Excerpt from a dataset

>> Begin

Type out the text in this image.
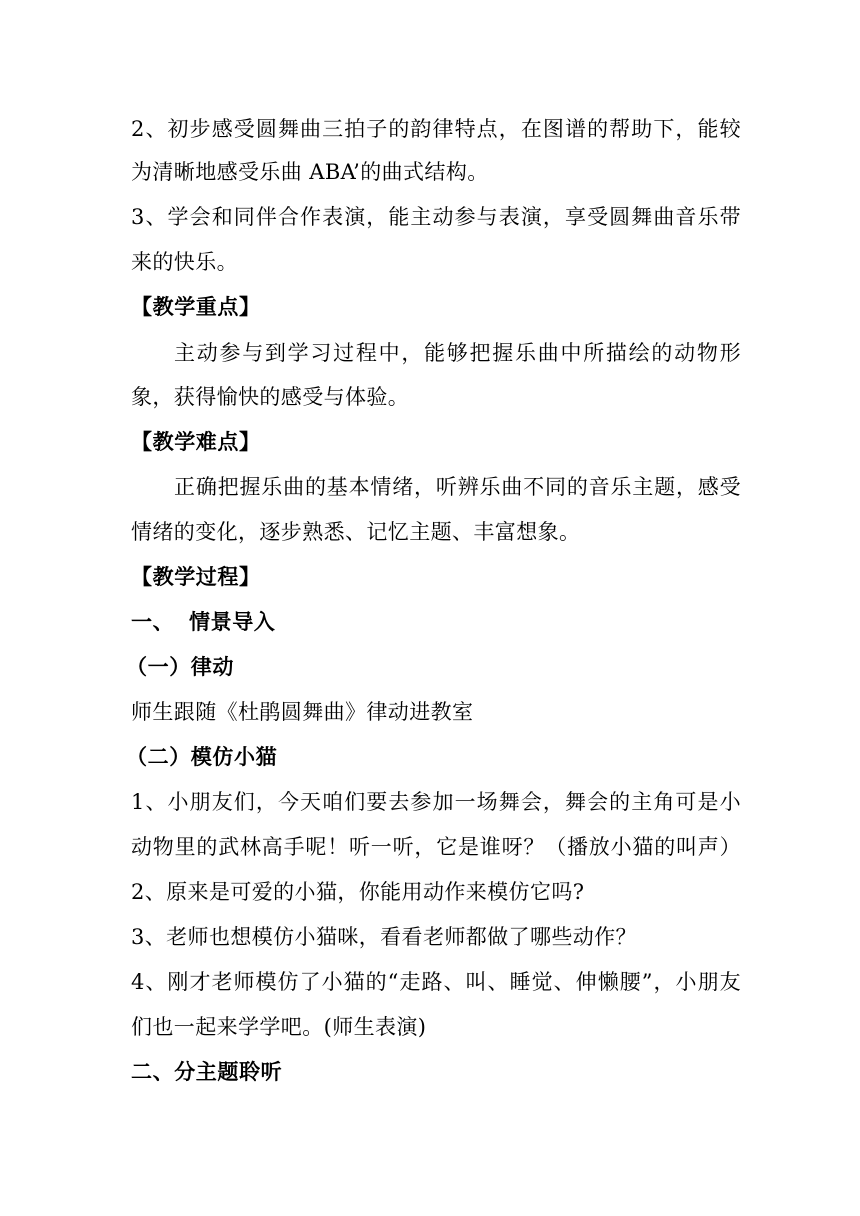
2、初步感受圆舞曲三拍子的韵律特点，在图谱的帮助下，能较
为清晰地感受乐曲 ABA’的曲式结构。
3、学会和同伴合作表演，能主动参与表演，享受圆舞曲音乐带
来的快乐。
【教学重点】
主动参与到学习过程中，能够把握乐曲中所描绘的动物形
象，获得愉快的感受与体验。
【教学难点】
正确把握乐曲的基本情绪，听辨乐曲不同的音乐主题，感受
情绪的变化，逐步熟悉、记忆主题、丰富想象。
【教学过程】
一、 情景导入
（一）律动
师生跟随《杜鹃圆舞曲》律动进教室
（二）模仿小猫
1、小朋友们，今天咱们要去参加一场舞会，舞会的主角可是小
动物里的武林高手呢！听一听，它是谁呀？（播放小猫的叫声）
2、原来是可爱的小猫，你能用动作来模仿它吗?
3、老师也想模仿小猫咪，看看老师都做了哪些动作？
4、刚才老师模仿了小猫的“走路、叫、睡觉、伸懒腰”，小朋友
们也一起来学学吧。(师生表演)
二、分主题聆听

>> End
>> Begin

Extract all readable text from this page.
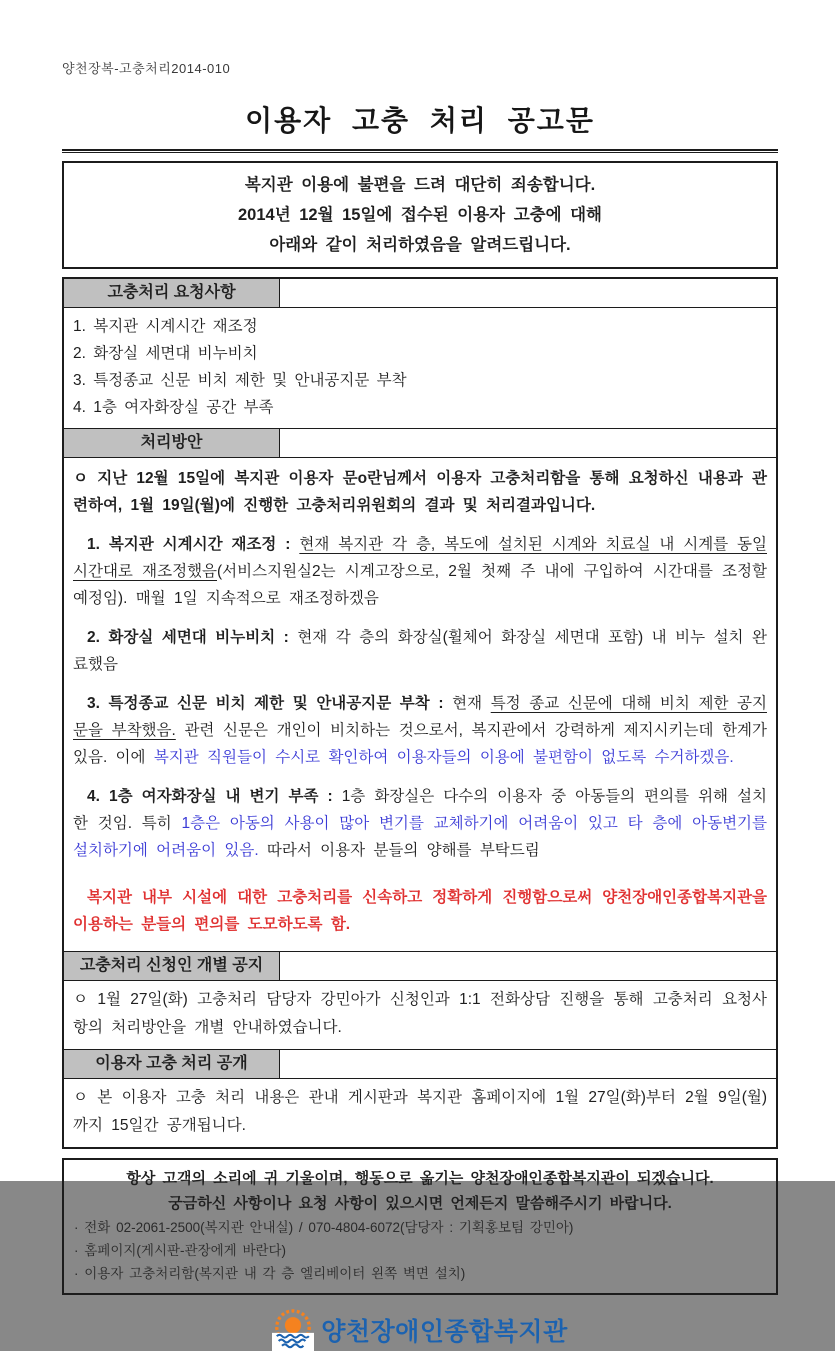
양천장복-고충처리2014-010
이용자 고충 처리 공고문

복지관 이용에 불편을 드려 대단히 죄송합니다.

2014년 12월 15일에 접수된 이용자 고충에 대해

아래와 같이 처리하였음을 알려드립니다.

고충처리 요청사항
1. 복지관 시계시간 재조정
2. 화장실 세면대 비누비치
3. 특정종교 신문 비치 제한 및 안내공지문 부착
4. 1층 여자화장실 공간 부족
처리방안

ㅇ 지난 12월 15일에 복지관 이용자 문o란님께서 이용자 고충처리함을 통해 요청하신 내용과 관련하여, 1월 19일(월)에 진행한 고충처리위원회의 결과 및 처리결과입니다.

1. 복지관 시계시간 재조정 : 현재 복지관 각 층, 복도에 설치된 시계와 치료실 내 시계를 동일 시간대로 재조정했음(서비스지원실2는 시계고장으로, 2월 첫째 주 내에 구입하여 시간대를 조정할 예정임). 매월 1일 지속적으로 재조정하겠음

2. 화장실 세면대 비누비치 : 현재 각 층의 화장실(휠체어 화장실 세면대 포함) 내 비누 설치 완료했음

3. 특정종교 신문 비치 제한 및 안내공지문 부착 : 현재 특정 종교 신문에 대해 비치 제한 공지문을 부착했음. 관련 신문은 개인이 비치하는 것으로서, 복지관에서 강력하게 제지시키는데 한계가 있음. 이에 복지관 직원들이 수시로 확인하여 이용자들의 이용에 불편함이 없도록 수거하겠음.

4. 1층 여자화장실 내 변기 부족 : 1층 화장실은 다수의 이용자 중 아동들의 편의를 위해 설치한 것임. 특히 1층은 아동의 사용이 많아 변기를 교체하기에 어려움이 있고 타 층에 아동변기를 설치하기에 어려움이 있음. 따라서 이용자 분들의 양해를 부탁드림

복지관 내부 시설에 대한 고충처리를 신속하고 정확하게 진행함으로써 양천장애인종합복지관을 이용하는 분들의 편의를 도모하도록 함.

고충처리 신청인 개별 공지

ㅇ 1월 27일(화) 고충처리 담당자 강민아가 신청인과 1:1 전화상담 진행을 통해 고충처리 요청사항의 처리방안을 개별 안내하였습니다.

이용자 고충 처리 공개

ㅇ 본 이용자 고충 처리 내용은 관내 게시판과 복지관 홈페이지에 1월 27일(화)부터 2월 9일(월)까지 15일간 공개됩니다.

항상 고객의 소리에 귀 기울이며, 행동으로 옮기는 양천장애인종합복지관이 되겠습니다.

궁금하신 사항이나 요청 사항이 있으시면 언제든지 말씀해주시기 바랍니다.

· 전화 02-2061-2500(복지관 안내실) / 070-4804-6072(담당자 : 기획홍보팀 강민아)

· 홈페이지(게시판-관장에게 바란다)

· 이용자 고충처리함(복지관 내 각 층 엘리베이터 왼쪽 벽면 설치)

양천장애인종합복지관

>> End

> [Short problem]
Copy out every line in the entries above that holds "비누비치".

> [Solution to the exercise]
2. 화장실 세면대 비누비치
2. 화장실 세면대 비누비치 : 현재 각 층의 화장실(휠체어 화장실 세면대 포함) 내 비누 설치 완료했음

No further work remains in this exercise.